## Exercise requirements
Gather all lines in the entries below that include the word "worshipped".

══════════════════════════════

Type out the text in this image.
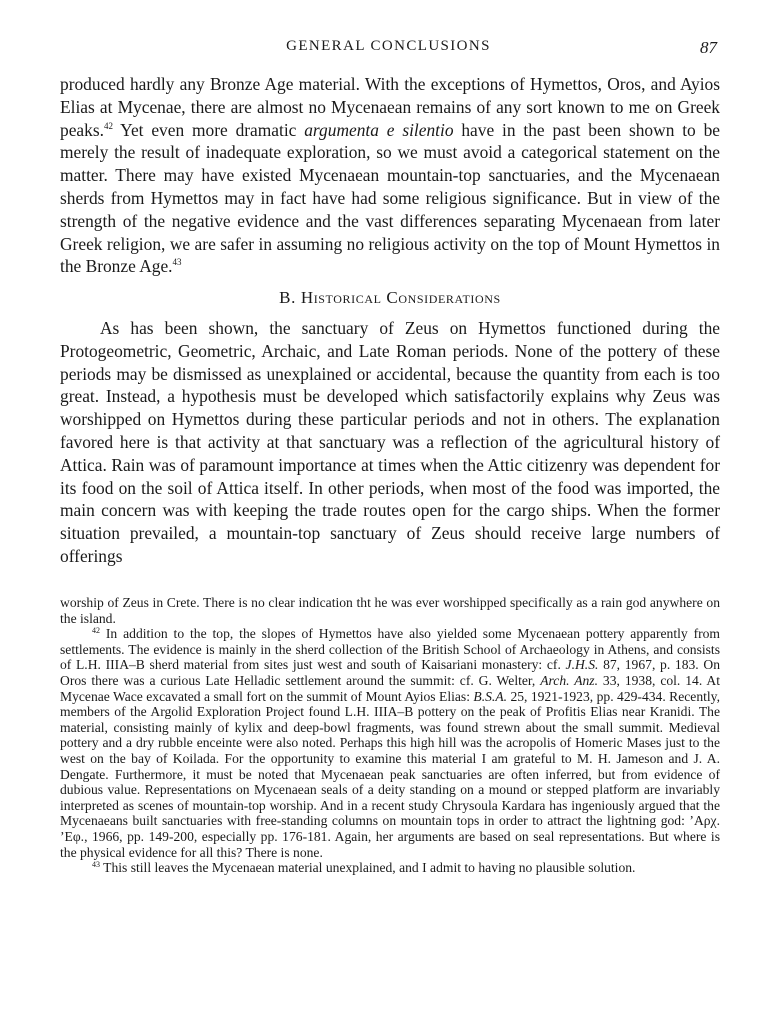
GENERAL CONCLUSIONS	87

produced hardly any Bronze Age material. With the exceptions of Hymettos, Oros, and Ayios Elias at Mycenae, there are almost no Mycenaean remains of any sort known to me on Greek peaks.$^{42}$ Yet even more dramatic argumenta e silentio have in the past been shown to be merely the result of inadequate exploration, so we must avoid a categorical statement on the matter. There may have existed Mycenaean mountain-top sanctuaries, and the Mycenaean sherds from Hymettos may in fact have had some religious significance. But in view of the strength of the negative evidence and the vast differences separating Mycenaean from later Greek religion, we are safer in assuming no religious activity on the top of Mount Hymettos in the Bronze Age.$^{43}$

B. Historical Considerations

As has been shown, the sanctuary of Zeus on Hymettos functioned during the Protogeometric, Geometric, Archaic, and Late Roman periods. None of the pottery of these periods may be dismissed as unexplained or accidental, because the quantity from each is too great. Instead, a hypothesis must be developed which satisfactorily explains why Zeus was worshipped on Hymettos during these particular periods and not in others. The explanation favored here is that activity at that sanctuary was a reflection of the agricultural history of Attica. Rain was of paramount importance at times when the Attic citizenry was dependent for its food on the soil of Attica itself. In other periods, when most of the food was imported, the main concern was with keeping the trade routes open for the cargo ships. When the former situation prevailed, a mountain-top sanctuary of Zeus should receive large numbers of offerings

worship of Zeus in Crete. There is no clear indication tht he was ever worshipped specifically as a rain god anywhere on the island.

$^{42}$ In addition to the top, the slopes of Hymettos have also yielded some Mycenaean pottery apparently from settlements. The evidence is mainly in the sherd collection of the British School of Archaeology in Athens, and consists of L.H. IIIA–B sherd material from sites just west and south of Kaisariani monastery: cf. J.H.S. 87, 1967, p. 183. On Oros there was a curious Late Helladic settlement around the summit: cf. G. Welter, Arch. Anz. 33, 1938, col. 14. At Mycenae Wace excavated a small fort on the summit of Mount Ayios Elias: B.S.A. 25, 1921-1923, pp. 429-434. Recently, members of the Argolid Exploration Project found L.H. IIIA–B pottery on the peak of Profitis Elias near Kranidi. The material, consisting mainly of kylix and deep-bowl fragments, was found strewn about the small summit. Medieval pottery and a dry rubble enceinte were also noted. Perhaps this high hill was the acropolis of Homeric Mases just to the west on the bay of Koilada. For the opportunity to examine this material I am grateful to M. H. Jameson and J. A. Dengate. Furthermore, it must be noted that Mycenaean peak sanctuaries are often inferred, but from evidence of dubious value. Representations on Mycenaean seals of a deity standing on a mound or stepped platform are invariably interpreted as scenes of mountain-top worship. And in a recent study Chrysoula Kardara has ingeniously argued that the Mycenaeans built sanctuaries with free-standing columns on mountain tops in order to attract the lightning god: ’Αρχ. ’Εφ., 1966, pp. 149-200, especially pp. 176-181. Again, her arguments are based on seal representations. But where is the physical evidence for all this? There is none.

$^{43}$ This still leaves the Mycenaean material unexplained, and I admit to having no plausible solution.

══════════════════════════════

## Correct answer
As has been shown, the sanctuary of Zeus on Hymettos functioned during the Protogeometric, Geometric, Archaic, and Late Roman periods. None of the pottery of these periods may be dismissed as unexplained or accidental, because the quantity from each is too great. Instead, a hypothesis must be developed which satisfactorily explains why Zeus was worshipped on Hymettos during these particular periods and not in others. The explanation favored here is that activity at that sanctuary was a reflection of the agricultural history of Attica. Rain was of paramount importance at times when the Attic citizenry was dependent for its food on the soil of Attica itself. In other periods, when most of the food was imported, the main concern was with keeping the trade routes open for the cargo ships. When the former situation prevailed, a mountain-top sanctuary of Zeus should receive large numbers of offerings
worship of Zeus in Crete. There is no clear indication tht he was ever worshipped specifically as a rain god anywhere on the island.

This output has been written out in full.